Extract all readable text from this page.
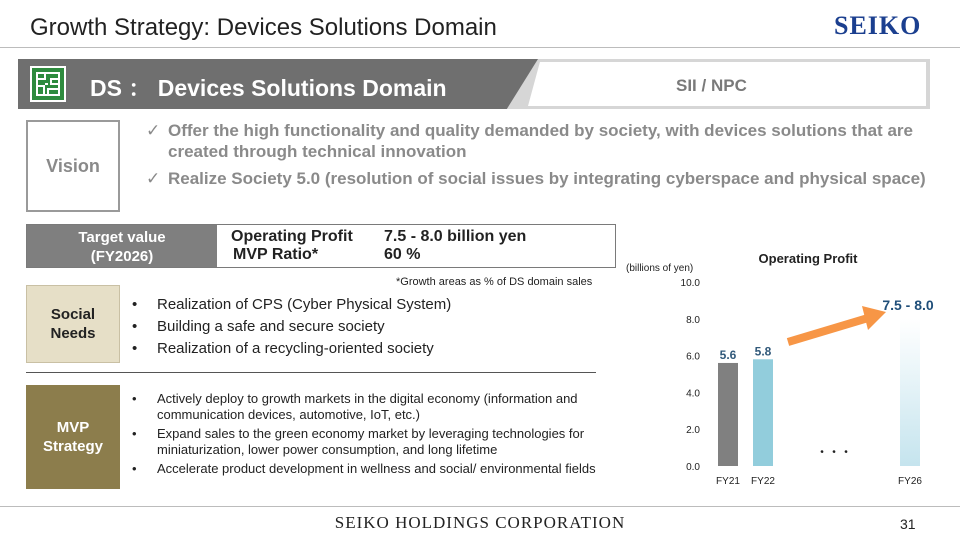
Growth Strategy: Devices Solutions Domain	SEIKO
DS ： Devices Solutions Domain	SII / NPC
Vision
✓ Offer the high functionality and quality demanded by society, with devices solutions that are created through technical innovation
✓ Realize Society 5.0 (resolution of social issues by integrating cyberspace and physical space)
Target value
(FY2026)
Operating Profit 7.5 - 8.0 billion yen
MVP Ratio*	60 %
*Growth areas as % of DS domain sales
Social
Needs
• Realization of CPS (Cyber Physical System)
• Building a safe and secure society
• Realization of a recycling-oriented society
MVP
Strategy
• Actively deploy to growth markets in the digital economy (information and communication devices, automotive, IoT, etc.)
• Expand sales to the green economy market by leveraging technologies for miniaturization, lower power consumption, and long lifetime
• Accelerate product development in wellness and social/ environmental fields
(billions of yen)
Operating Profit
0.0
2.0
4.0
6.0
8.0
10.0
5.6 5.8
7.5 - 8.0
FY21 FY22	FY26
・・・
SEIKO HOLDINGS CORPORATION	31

---

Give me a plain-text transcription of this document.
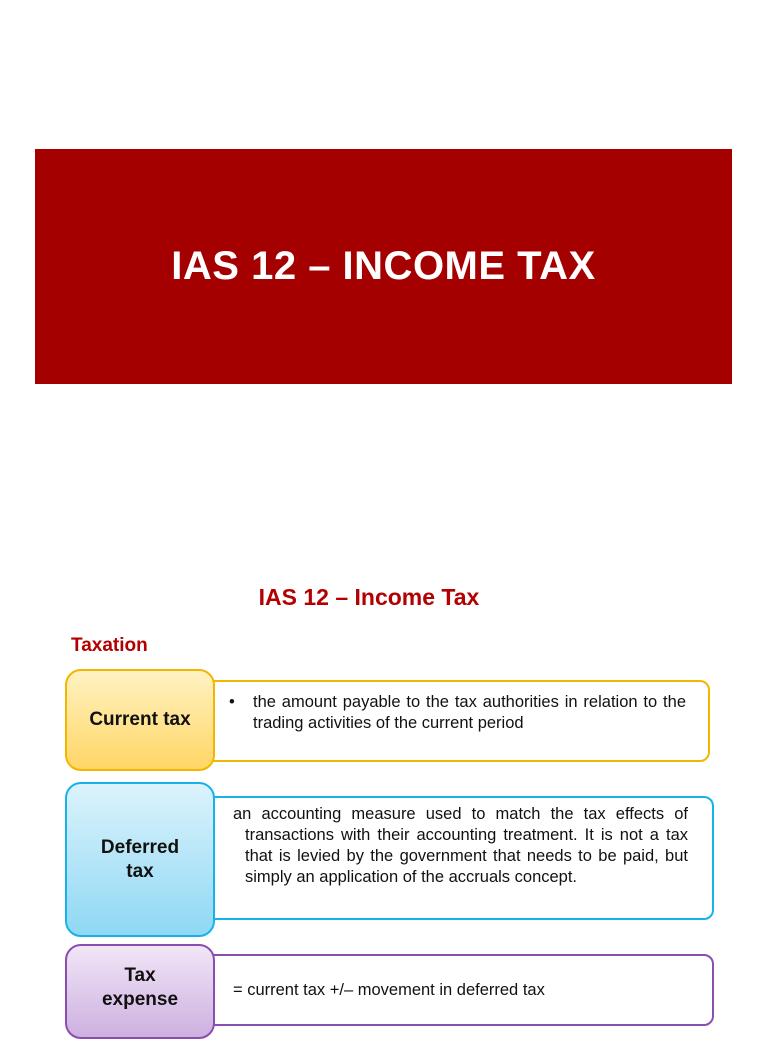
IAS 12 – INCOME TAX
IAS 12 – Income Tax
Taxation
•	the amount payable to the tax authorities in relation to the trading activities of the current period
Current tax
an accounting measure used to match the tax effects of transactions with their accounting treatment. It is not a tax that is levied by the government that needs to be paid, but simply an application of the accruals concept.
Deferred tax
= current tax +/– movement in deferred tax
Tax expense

● TASK TO CARRY OUT: Show all lines from the data above in which the word "Operating" appears.

● FINAL ANSWER:
Operating Profit 7.5 - 8.0 billion yen
Operating Profit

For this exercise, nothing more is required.